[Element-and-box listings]
╭──

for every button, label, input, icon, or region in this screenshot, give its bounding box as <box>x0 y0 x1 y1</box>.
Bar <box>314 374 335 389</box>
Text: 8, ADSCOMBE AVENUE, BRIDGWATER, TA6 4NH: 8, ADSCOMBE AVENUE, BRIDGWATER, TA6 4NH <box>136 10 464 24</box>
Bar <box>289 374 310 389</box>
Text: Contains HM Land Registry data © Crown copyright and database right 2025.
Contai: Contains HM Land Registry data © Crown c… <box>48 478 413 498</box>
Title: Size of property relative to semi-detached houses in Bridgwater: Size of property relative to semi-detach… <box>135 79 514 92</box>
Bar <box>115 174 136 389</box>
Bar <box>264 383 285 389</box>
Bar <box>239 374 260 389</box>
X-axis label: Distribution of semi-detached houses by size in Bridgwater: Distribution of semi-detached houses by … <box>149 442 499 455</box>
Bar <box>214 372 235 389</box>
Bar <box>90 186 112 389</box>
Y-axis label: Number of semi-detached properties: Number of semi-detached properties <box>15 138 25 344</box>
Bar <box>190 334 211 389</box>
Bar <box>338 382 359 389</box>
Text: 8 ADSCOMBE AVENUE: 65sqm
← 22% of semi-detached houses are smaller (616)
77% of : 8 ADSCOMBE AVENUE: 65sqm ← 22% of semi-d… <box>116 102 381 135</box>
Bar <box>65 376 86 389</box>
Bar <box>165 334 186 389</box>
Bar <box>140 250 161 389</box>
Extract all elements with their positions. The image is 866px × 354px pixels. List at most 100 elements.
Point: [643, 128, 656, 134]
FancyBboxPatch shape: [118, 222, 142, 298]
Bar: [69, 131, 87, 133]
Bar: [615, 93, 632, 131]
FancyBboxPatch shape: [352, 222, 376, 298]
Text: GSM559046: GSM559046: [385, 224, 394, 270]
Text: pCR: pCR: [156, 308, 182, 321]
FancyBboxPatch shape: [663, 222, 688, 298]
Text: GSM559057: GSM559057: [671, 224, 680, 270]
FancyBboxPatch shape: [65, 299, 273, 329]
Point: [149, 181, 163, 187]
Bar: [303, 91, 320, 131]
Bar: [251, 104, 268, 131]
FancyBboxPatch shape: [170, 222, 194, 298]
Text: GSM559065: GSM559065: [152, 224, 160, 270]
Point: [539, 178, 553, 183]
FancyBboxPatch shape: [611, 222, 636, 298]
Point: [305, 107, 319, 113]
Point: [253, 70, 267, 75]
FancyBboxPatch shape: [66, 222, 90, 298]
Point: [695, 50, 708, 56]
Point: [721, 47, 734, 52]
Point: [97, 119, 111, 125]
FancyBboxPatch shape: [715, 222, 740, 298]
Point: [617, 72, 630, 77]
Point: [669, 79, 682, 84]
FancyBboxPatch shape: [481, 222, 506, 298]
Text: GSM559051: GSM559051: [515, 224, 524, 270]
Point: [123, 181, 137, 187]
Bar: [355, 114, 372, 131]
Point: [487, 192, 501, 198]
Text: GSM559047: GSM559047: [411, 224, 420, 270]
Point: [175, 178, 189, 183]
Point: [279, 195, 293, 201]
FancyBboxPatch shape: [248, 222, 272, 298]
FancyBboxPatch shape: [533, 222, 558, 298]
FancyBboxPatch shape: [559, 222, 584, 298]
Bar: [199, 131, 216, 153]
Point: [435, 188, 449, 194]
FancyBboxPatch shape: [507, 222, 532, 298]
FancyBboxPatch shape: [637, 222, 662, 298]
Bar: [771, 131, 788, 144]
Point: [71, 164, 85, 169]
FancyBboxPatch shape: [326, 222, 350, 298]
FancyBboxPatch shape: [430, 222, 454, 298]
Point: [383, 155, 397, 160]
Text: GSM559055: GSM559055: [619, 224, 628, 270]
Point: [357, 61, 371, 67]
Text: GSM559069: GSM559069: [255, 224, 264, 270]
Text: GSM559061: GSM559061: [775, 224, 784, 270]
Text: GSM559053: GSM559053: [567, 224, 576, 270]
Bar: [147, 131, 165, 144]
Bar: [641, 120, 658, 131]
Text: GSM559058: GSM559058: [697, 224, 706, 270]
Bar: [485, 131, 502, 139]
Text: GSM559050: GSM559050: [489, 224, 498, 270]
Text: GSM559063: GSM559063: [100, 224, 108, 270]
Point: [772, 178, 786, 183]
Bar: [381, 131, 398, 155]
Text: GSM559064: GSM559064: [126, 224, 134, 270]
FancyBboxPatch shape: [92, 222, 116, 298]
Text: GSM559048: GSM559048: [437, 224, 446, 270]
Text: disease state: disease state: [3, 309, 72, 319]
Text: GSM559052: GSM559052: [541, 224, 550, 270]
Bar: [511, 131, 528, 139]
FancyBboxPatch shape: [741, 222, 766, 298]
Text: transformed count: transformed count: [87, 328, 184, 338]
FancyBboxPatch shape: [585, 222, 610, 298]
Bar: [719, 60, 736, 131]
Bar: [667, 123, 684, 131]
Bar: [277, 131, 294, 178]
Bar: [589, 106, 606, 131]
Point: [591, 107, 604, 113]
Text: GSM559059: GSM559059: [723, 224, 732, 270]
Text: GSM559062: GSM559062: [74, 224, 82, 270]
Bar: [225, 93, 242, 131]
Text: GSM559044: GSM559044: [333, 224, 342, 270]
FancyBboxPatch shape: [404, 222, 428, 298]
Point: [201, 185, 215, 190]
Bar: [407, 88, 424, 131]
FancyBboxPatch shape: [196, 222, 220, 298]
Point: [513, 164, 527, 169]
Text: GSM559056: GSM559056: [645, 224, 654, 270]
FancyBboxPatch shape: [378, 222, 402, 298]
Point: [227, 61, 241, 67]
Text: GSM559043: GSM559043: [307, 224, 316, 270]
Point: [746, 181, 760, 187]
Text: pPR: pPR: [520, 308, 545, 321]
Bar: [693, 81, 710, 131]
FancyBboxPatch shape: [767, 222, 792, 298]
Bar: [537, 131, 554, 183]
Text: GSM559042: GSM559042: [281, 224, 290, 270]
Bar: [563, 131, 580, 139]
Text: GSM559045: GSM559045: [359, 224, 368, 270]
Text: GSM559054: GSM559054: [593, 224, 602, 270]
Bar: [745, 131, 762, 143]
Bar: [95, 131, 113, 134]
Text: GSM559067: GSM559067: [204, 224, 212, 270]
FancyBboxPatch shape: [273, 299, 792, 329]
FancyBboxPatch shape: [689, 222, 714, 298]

╰──

[Job]
Gather and copy every line above that contains the string "Land".

[The response]
Text: Contains HM Land Registry data © Crown copyright and database right 2025.
Contai: Contains HM Land Registry data © Crown c… <box>48 478 413 498</box>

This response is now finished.